> STATED TASK:
Work through the listing below and count the lines that hold "time". Answer with the number alone.

> MATERIAL FOR THIS TASK:

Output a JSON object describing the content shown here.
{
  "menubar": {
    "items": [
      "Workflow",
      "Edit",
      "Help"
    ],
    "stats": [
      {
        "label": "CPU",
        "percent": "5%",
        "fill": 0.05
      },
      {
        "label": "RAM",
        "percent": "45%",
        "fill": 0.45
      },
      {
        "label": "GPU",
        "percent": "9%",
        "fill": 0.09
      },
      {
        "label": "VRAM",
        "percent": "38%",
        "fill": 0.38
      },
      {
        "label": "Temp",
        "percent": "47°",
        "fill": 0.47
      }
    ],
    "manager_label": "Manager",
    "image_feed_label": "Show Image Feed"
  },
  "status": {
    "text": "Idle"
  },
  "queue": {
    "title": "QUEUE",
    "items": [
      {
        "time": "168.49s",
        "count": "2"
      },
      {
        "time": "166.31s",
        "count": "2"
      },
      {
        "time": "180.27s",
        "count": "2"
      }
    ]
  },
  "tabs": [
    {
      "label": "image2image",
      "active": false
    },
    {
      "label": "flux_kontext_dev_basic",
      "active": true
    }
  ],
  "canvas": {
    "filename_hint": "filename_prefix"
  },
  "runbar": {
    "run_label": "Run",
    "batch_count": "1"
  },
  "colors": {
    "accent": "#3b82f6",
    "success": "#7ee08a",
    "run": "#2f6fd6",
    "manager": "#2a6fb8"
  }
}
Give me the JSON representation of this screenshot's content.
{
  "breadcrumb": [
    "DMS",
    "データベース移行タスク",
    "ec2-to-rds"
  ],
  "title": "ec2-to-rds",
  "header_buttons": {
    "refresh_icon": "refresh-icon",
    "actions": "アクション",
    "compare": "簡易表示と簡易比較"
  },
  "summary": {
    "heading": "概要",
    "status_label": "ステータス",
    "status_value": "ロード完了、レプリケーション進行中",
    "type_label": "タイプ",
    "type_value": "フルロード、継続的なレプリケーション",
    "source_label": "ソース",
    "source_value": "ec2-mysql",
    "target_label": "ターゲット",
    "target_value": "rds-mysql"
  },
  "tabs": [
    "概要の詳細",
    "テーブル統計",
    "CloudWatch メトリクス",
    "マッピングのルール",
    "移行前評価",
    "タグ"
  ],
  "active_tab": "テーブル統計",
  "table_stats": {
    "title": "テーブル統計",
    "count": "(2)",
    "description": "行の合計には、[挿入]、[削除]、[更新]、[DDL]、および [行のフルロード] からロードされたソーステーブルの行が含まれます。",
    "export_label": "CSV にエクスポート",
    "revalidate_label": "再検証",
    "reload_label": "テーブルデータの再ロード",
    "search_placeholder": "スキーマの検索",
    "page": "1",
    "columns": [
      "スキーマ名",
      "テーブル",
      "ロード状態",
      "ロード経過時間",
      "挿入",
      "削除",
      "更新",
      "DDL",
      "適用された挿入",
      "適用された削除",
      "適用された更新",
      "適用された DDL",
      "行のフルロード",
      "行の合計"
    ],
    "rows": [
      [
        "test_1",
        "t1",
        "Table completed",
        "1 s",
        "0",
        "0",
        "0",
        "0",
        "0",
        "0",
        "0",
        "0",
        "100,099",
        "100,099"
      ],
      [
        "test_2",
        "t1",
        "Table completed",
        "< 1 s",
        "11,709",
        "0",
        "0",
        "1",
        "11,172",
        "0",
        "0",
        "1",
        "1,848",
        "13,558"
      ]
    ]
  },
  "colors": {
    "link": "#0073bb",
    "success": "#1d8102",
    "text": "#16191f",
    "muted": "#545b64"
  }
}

> CORRECT OUTPUT:
3